● Work instructions: Return all of the data exactly as written, without the pictures.

● The records:
::::
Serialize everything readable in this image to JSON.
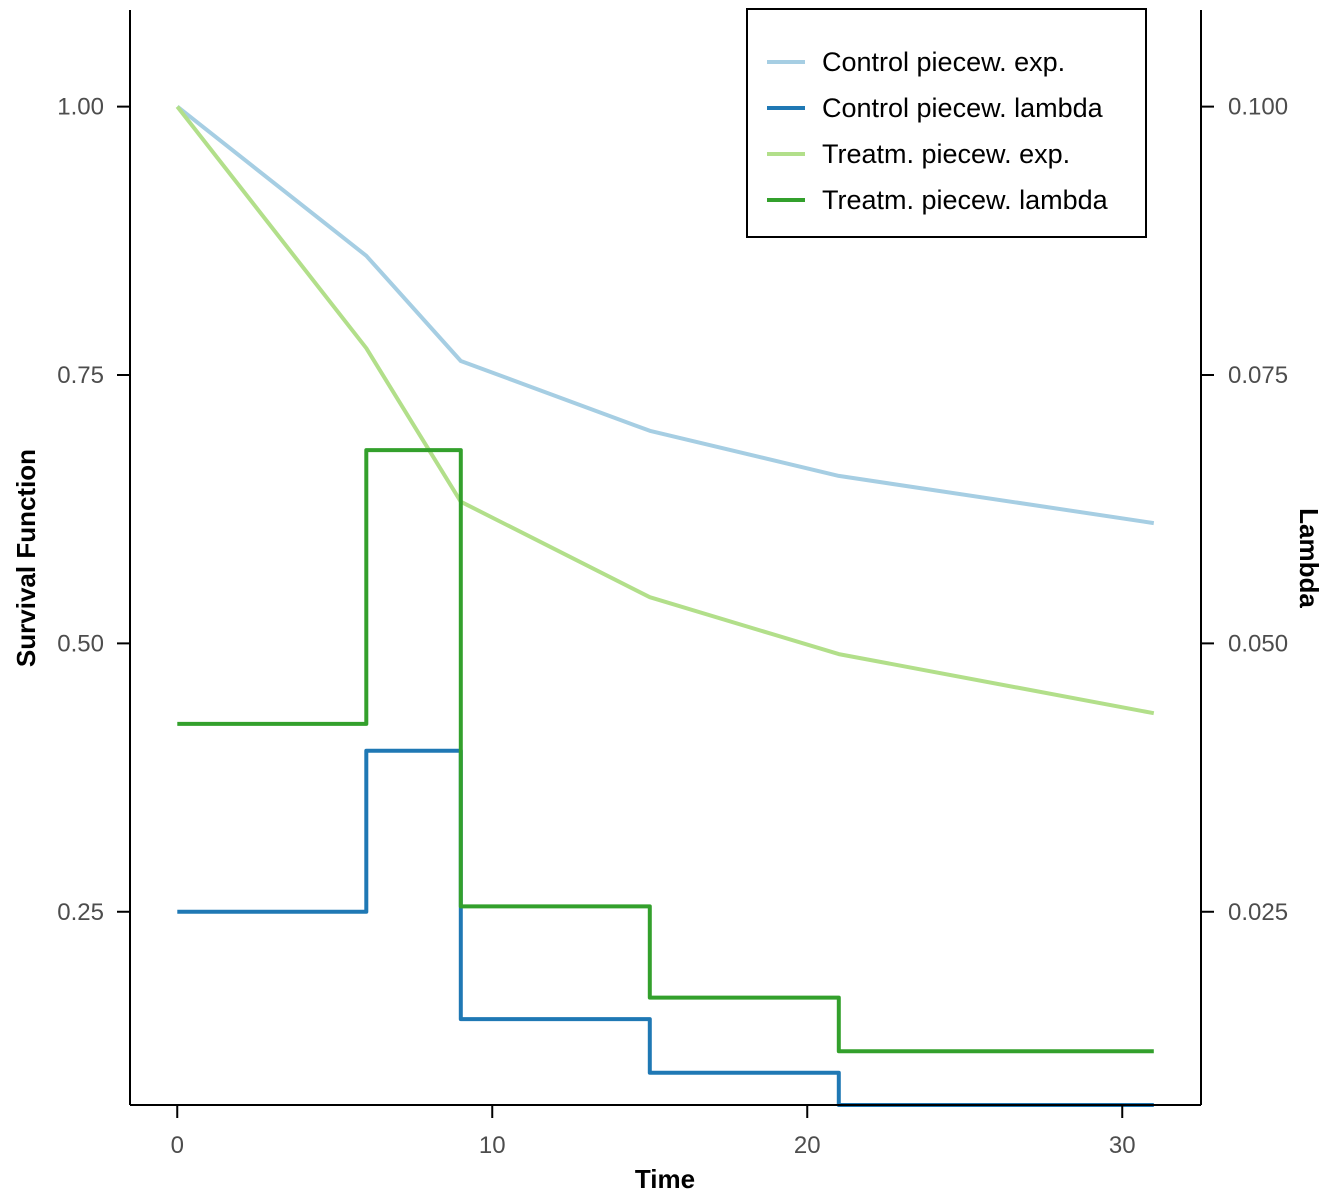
{
  "chart_data": {
    "type": "line",
    "title": "",
    "xlabel": "Time",
    "ylabel_left": "Survival Function",
    "ylabel_right": "Lambda",
    "xlim": [
      -1.5,
      32.5
    ],
    "ylim_left": [
      0.07,
      1.09
    ],
    "ylim_right": [
      0.007,
      0.109
    ],
    "x_ticks": [
      0,
      10,
      20,
      30
    ],
    "x_tick_labels": [
      "0",
      "10",
      "20",
      "30"
    ],
    "y_left_ticks": [
      0.25,
      0.5,
      0.75,
      1.0
    ],
    "y_left_tick_labels": [
      "0.25",
      "0.50",
      "0.75",
      "1.00"
    ],
    "y_right_ticks": [
      0.025,
      0.05,
      0.075,
      0.1
    ],
    "y_right_tick_labels": [
      "0.025",
      "0.050",
      "0.075",
      "0.100"
    ],
    "grid": false,
    "legend_position": "top-right",
    "series": [
      {
        "name": "Control piecew. exp.",
        "axis": "left",
        "style": "line",
        "color": "#a6cee3",
        "x": [
          0,
          6,
          9,
          15,
          21,
          31
        ],
        "y": [
          1.0,
          0.861,
          0.763,
          0.698,
          0.656,
          0.612
        ]
      },
      {
        "name": "Control piecew. lambda",
        "axis": "right",
        "style": "step",
        "color": "#1f78b4",
        "breaks": [
          0,
          6,
          9,
          15,
          21,
          31
        ],
        "values": [
          0.025,
          0.04,
          0.015,
          0.01,
          0.007
        ]
      },
      {
        "name": "Treatm. piecew. exp.",
        "axis": "left",
        "style": "line",
        "color": "#b2df8a",
        "x": [
          0,
          6,
          9,
          15,
          21,
          31
        ],
        "y": [
          1.0,
          0.775,
          0.632,
          0.543,
          0.49,
          0.435
        ]
      },
      {
        "name": "Treatm. piecew. lambda",
        "axis": "right",
        "style": "step",
        "color": "#33a02c",
        "breaks": [
          0,
          6,
          9,
          15,
          21,
          31
        ],
        "values": [
          0.0425,
          0.068,
          0.0255,
          0.017,
          0.012
        ]
      }
    ]
  }
}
::::
● Answer to this exercise:
Serialize everything readable in this image to JSON.
{
  "chart_data": {
    "type": "line",
    "title": "",
    "xlabel": "Time",
    "ylabel_left": "Survival Function",
    "ylabel_right": "Lambda",
    "xlim": [
      -1.5,
      32.5
    ],
    "ylim_left": [
      0.07,
      1.09
    ],
    "ylim_right": [
      0.007,
      0.109
    ],
    "x_ticks": [
      0,
      10,
      20,
      30
    ],
    "x_tick_labels": [
      "0",
      "10",
      "20",
      "30"
    ],
    "y_left_ticks": [
      0.25,
      0.5,
      0.75,
      1.0
    ],
    "y_left_tick_labels": [
      "0.25",
      "0.50",
      "0.75",
      "1.00"
    ],
    "y_right_ticks": [
      0.025,
      0.05,
      0.075,
      0.1
    ],
    "y_right_tick_labels": [
      "0.025",
      "0.050",
      "0.075",
      "0.100"
    ],
    "grid": false,
    "legend_position": "top-right",
    "series": [
      {
        "name": "Control piecew. exp.",
        "axis": "left",
        "style": "line",
        "color": "#a6cee3",
        "x": [
          0,
          6,
          9,
          15,
          21,
          31
        ],
        "y": [
          1.0,
          0.861,
          0.763,
          0.698,
          0.656,
          0.612
        ]
      },
      {
        "name": "Control piecew. lambda",
        "axis": "right",
        "style": "step",
        "color": "#1f78b4",
        "breaks": [
          0,
          6,
          9,
          15,
          21,
          31
        ],
        "values": [
          0.025,
          0.04,
          0.015,
          0.01,
          0.007
        ]
      },
      {
        "name": "Treatm. piecew. exp.",
        "axis": "left",
        "style": "line",
        "color": "#b2df8a",
        "x": [
          0,
          6,
          9,
          15,
          21,
          31
        ],
        "y": [
          1.0,
          0.775,
          0.632,
          0.543,
          0.49,
          0.435
        ]
      },
      {
        "name": "Treatm. piecew. lambda",
        "axis": "right",
        "style": "step",
        "color": "#33a02c",
        "breaks": [
          0,
          6,
          9,
          15,
          21,
          31
        ],
        "values": [
          0.0425,
          0.068,
          0.0255,
          0.017,
          0.012
        ]
      }
    ]
  }
}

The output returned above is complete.